- [Source records]:
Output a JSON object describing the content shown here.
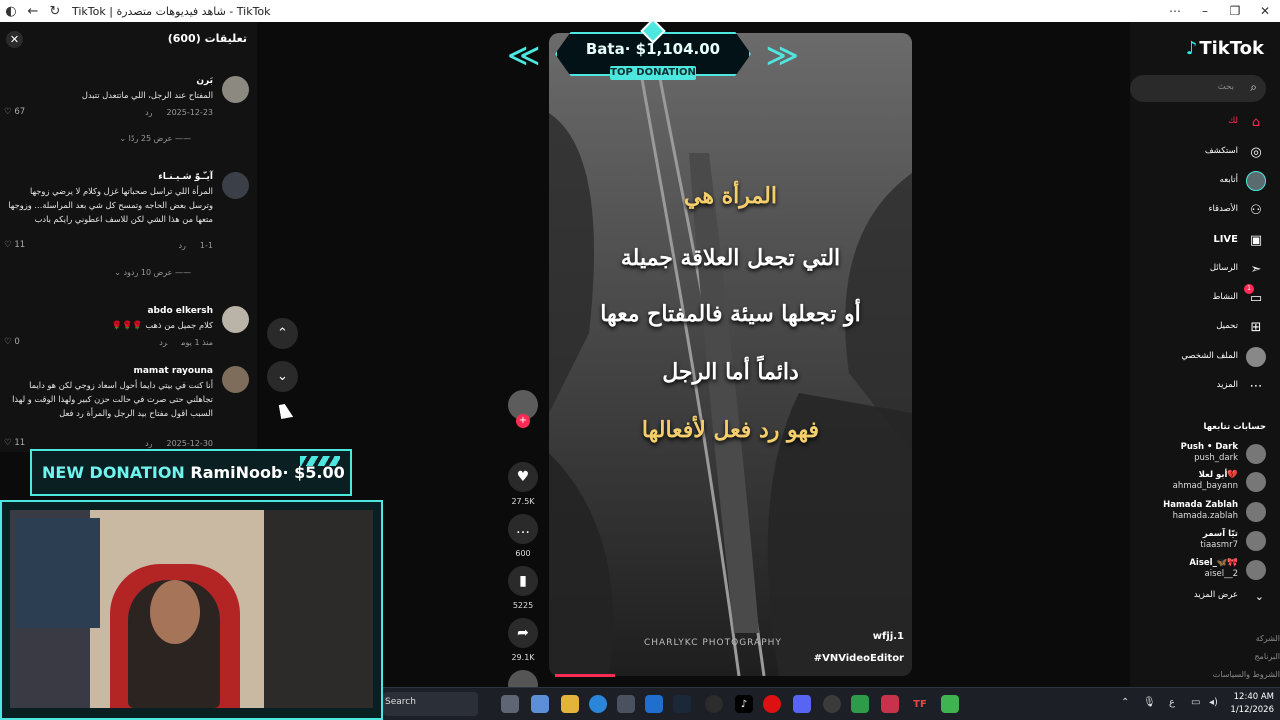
{
  "window": {
    "title": "TikTok | شاهد فيديوهات متصدرة - TikTok",
    "controls": {
      "more": "⋯",
      "minimize": "–",
      "restore": "❐",
      "close": "✕"
    }
  },
  "comments": {
    "header": "تعليقات (600)",
    "items": [
      {
        "name": "بَرن",
        "text": "المفتاح عند الرجل، اللي ماتتعدل تتبدل",
        "date": "2025-12-23",
        "reply": "رد",
        "likes": "67",
        "more": "عرض 25 ردًا"
      },
      {
        "name": "آيـّـوّ شـيـنـاء",
        "text": "المرأة اللي تراسل صحباتها غزل وكلام لا يرضي زوجها وترسل بعض الحاجه وتمسح كل شي بعد المراسلة... وزوجها متعها من هذا الشي لكن للاسف اعطوني رايكم بادب",
        "date": "1-1",
        "reply": "رد",
        "likes": "11",
        "more": "عرض 10 ردود"
      },
      {
        "name": "abdo elkersh",
        "text": "كلام جميل من ذهب 🌹🌹🌹",
        "date": "منذ 1 يوم",
        "reply": "رد",
        "likes": "0"
      },
      {
        "name": "mamat rayouna",
        "text": "أنا كنت في بيتي دايما أحول اسعاد زوجي لكن هو دايما تجاهلني حتى صرت في حالت حزن كبير ولهذا الوقت و لهذا السبب اقول مفتاح بيد الرجل والمرأة رد فعل",
        "date": "2025-12-30",
        "reply": "رد",
        "likes": "11"
      }
    ]
  },
  "video": {
    "lines": [
      "المرأة هي",
      "التي تجعل العلاقة جميلة",
      "أو تجعلها سيئة فالمفتاح معها",
      "دائماً أما الرجل",
      "فهو رد فعل لأفعالها"
    ],
    "watermark": "CHARLYKC PHOTOGRAPHY",
    "tag1": "wfjj.1",
    "tag2": "#VNVideoEditor"
  },
  "actions": {
    "likes": "27.5K",
    "comments": "600",
    "saves": "5225",
    "shares": "29.1K"
  },
  "overlay": {
    "top_donation_amount": "Bata· $1,104.00",
    "top_donation_label": "TOP DONATION",
    "new_donation_label": "NEW DONATION",
    "new_donation_text": "RamiNoob· $5.00"
  },
  "sidebar": {
    "logo": "TikTok",
    "search_placeholder": "بحث",
    "items": [
      {
        "label": "لك"
      },
      {
        "label": "استكشف"
      },
      {
        "label": "أتابعه"
      },
      {
        "label": "الأصدقاء"
      },
      {
        "label": "LIVE"
      },
      {
        "label": "الرسائل"
      },
      {
        "label": "النشاط",
        "badge": "1"
      },
      {
        "label": "تحميل"
      },
      {
        "label": "الملف الشخصي"
      },
      {
        "label": "المزيد"
      }
    ],
    "following_header": "حسابات تتابعها",
    "accounts": [
      {
        "name": "Push • Dark",
        "user": "push_dark"
      },
      {
        "name": "أبو لعلا💔",
        "user": "ahmad_bayann"
      },
      {
        "name": "Hamada Zablah",
        "user": "hamada.zablah"
      },
      {
        "name": "تيّا آسمر",
        "user": "tiaasmr7"
      },
      {
        "name": "Aisel_🦋🎀",
        "user": "aisel__2"
      }
    ],
    "see_more": "عرض المزيد",
    "footer": [
      "الشركة",
      "البرنامج",
      "الشروط والسياسات"
    ]
  },
  "taskbar": {
    "search": "Search",
    "time": "12:40 AM",
    "date": "1/12/2026",
    "lang": "ع"
  }
}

- [The task]: Transcribe every line in the entries above, taking out only the images.

- [Full answer]:
Output a JSON object describing the content shown here.
{
  "window": {
    "title": "TikTok | شاهد فيديوهات متصدرة - TikTok",
    "controls": {
      "more": "⋯",
      "minimize": "–",
      "restore": "❐",
      "close": "✕"
    }
  },
  "comments": {
    "header": "تعليقات (600)",
    "items": [
      {
        "name": "بَرن",
        "text": "المفتاح عند الرجل، اللي ماتتعدل تتبدل",
        "date": "2025-12-23",
        "reply": "رد",
        "likes": "67",
        "more": "عرض 25 ردًا"
      },
      {
        "name": "آيـّـوّ شـيـنـاء",
        "text": "المرأة اللي تراسل صحباتها غزل وكلام لا يرضي زوجها وترسل بعض الحاجه وتمسح كل شي بعد المراسلة... وزوجها متعها من هذا الشي لكن للاسف اعطوني رايكم بادب",
        "date": "1-1",
        "reply": "رد",
        "likes": "11",
        "more": "عرض 10 ردود"
      },
      {
        "name": "abdo elkersh",
        "text": "كلام جميل من ذهب 🌹🌹🌹",
        "date": "منذ 1 يوم",
        "reply": "رد",
        "likes": "0"
      },
      {
        "name": "mamat rayouna",
        "text": "أنا كنت في بيتي دايما أحول اسعاد زوجي لكن هو دايما تجاهلني حتى صرت في حالت حزن كبير ولهذا الوقت و لهذا السبب اقول مفتاح بيد الرجل والمرأة رد فعل",
        "date": "2025-12-30",
        "reply": "رد",
        "likes": "11"
      }
    ]
  },
  "video": {
    "lines": [
      "المرأة هي",
      "التي تجعل العلاقة جميلة",
      "أو تجعلها سيئة فالمفتاح معها",
      "دائماً أما الرجل",
      "فهو رد فعل لأفعالها"
    ],
    "watermark": "CHARLYKC PHOTOGRAPHY",
    "tag1": "wfjj.1",
    "tag2": "#VNVideoEditor"
  },
  "actions": {
    "likes": "27.5K",
    "comments": "600",
    "saves": "5225",
    "shares": "29.1K"
  },
  "overlay": {
    "top_donation_amount": "Bata· $1,104.00",
    "top_donation_label": "TOP DONATION",
    "new_donation_label": "NEW DONATION",
    "new_donation_text": "RamiNoob· $5.00"
  },
  "sidebar": {
    "logo": "TikTok",
    "search_placeholder": "بحث",
    "items": [
      {
        "label": "لك"
      },
      {
        "label": "استكشف"
      },
      {
        "label": "أتابعه"
      },
      {
        "label": "الأصدقاء"
      },
      {
        "label": "LIVE"
      },
      {
        "label": "الرسائل"
      },
      {
        "label": "النشاط",
        "badge": "1"
      },
      {
        "label": "تحميل"
      },
      {
        "label": "الملف الشخصي"
      },
      {
        "label": "المزيد"
      }
    ],
    "following_header": "حسابات تتابعها",
    "accounts": [
      {
        "name": "Push • Dark",
        "user": "push_dark"
      },
      {
        "name": "أبو لعلا💔",
        "user": "ahmad_bayann"
      },
      {
        "name": "Hamada Zablah",
        "user": "hamada.zablah"
      },
      {
        "name": "تيّا آسمر",
        "user": "tiaasmr7"
      },
      {
        "name": "Aisel_🦋🎀",
        "user": "aisel__2"
      }
    ],
    "see_more": "عرض المزيد",
    "footer": [
      "الشركة",
      "البرنامج",
      "الشروط والسياسات"
    ]
  },
  "taskbar": {
    "search": "Search",
    "time": "12:40 AM",
    "date": "1/12/2026",
    "lang": "ع"
  }
}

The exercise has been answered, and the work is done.